Make an exact copy of the entries below.

_ _ _

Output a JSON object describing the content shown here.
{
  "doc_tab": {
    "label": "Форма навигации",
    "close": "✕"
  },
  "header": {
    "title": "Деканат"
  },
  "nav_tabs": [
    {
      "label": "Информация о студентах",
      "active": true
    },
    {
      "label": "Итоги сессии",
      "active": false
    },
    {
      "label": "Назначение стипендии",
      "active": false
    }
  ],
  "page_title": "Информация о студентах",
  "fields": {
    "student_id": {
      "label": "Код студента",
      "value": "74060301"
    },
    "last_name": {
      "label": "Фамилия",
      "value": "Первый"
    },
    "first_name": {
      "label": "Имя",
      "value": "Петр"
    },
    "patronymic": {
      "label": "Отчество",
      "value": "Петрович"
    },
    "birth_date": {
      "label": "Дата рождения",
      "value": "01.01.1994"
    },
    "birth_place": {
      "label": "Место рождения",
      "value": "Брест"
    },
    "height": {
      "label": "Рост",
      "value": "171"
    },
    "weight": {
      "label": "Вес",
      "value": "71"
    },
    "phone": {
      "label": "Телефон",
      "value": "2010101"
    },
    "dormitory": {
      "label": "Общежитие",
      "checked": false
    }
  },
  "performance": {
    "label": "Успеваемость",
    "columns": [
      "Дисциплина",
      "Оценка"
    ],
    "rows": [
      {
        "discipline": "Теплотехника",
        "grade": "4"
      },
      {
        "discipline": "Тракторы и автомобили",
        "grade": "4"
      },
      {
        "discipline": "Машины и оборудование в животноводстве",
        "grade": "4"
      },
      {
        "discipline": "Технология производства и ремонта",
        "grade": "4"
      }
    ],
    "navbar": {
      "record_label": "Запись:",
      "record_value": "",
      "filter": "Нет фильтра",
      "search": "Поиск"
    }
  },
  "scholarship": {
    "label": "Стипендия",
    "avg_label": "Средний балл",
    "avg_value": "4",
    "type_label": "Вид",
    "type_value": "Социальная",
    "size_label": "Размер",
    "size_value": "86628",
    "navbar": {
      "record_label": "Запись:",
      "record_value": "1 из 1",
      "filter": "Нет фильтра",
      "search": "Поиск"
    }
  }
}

_ _ _

- [SOLUTION TO THE PROBLEM]:
Output a JSON object describing the content shown here.
{
  "doc_tab": {
    "label": "Форма навигации",
    "close": "✕"
  },
  "header": {
    "title": "Деканат"
  },
  "nav_tabs": [
    {
      "label": "Информация о студентах",
      "active": true
    },
    {
      "label": "Итоги сессии",
      "active": false
    },
    {
      "label": "Назначение стипендии",
      "active": false
    }
  ],
  "page_title": "Информация о студентах",
  "fields": {
    "student_id": {
      "label": "Код студента",
      "value": "74060301"
    },
    "last_name": {
      "label": "Фамилия",
      "value": "Первый"
    },
    "first_name": {
      "label": "Имя",
      "value": "Петр"
    },
    "patronymic": {
      "label": "Отчество",
      "value": "Петрович"
    },
    "birth_date": {
      "label": "Дата рождения",
      "value": "01.01.1994"
    },
    "birth_place": {
      "label": "Место рождения",
      "value": "Брест"
    },
    "height": {
      "label": "Рост",
      "value": "171"
    },
    "weight": {
      "label": "Вес",
      "value": "71"
    },
    "phone": {
      "label": "Телефон",
      "value": "2010101"
    },
    "dormitory": {
      "label": "Общежитие",
      "checked": false
    }
  },
  "performance": {
    "label": "Успеваемость",
    "columns": [
      "Дисциплина",
      "Оценка"
    ],
    "rows": [
      {
        "discipline": "Теплотехника",
        "grade": "4"
      },
      {
        "discipline": "Тракторы и автомобили",
        "grade": "4"
      },
      {
        "discipline": "Машины и оборудование в животноводстве",
        "grade": "4"
      },
      {
        "discipline": "Технология производства и ремонта",
        "grade": "4"
      }
    ],
    "navbar": {
      "record_label": "Запись:",
      "record_value": "",
      "filter": "Нет фильтра",
      "search": "Поиск"
    }
  },
  "scholarship": {
    "label": "Стипендия",
    "avg_label": "Средний балл",
    "avg_value": "4",
    "type_label": "Вид",
    "type_value": "Социальная",
    "size_label": "Размер",
    "size_value": "86628",
    "navbar": {
      "record_label": "Запись:",
      "record_value": "1 из 1",
      "filter": "Нет фильтра",
      "search": "Поиск"
    }
  }
}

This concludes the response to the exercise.